The data —
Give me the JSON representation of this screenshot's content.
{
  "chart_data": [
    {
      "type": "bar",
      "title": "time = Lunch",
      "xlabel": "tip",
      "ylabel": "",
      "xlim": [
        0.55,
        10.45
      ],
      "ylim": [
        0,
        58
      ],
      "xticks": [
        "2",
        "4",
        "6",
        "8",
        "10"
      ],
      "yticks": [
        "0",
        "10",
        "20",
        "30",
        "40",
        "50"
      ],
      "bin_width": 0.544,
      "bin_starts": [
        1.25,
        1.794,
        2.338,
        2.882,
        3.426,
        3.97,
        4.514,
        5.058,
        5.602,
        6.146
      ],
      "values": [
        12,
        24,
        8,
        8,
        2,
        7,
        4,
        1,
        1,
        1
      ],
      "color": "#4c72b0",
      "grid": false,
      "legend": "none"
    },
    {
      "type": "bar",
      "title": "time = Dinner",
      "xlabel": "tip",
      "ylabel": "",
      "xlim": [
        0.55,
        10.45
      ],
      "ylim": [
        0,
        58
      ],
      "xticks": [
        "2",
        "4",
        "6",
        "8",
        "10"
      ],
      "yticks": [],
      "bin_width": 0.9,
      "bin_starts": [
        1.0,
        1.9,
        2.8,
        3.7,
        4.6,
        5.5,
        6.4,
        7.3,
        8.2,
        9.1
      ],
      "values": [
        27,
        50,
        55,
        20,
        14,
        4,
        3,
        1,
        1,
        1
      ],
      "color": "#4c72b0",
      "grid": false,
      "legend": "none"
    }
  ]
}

Exercise aim —
Print the complete listing again, exactly as it stands.

Exercise response —
Give me the JSON representation of this screenshot's content.
{
  "chart_data": [
    {
      "type": "bar",
      "title": "time = Lunch",
      "xlabel": "tip",
      "ylabel": "",
      "xlim": [
        0.55,
        10.45
      ],
      "ylim": [
        0,
        58
      ],
      "xticks": [
        "2",
        "4",
        "6",
        "8",
        "10"
      ],
      "yticks": [
        "0",
        "10",
        "20",
        "30",
        "40",
        "50"
      ],
      "bin_width": 0.544,
      "bin_starts": [
        1.25,
        1.794,
        2.338,
        2.882,
        3.426,
        3.97,
        4.514,
        5.058,
        5.602,
        6.146
      ],
      "values": [
        12,
        24,
        8,
        8,
        2,
        7,
        4,
        1,
        1,
        1
      ],
      "color": "#4c72b0",
      "grid": false,
      "legend": "none"
    },
    {
      "type": "bar",
      "title": "time = Dinner",
      "xlabel": "tip",
      "ylabel": "",
      "xlim": [
        0.55,
        10.45
      ],
      "ylim": [
        0,
        58
      ],
      "xticks": [
        "2",
        "4",
        "6",
        "8",
        "10"
      ],
      "yticks": [],
      "bin_width": 0.9,
      "bin_starts": [
        1.0,
        1.9,
        2.8,
        3.7,
        4.6,
        5.5,
        6.4,
        7.3,
        8.2,
        9.1
      ],
      "values": [
        27,
        50,
        55,
        20,
        14,
        4,
        3,
        1,
        1,
        1
      ],
      "color": "#4c72b0",
      "grid": false,
      "legend": "none"
    }
  ]
}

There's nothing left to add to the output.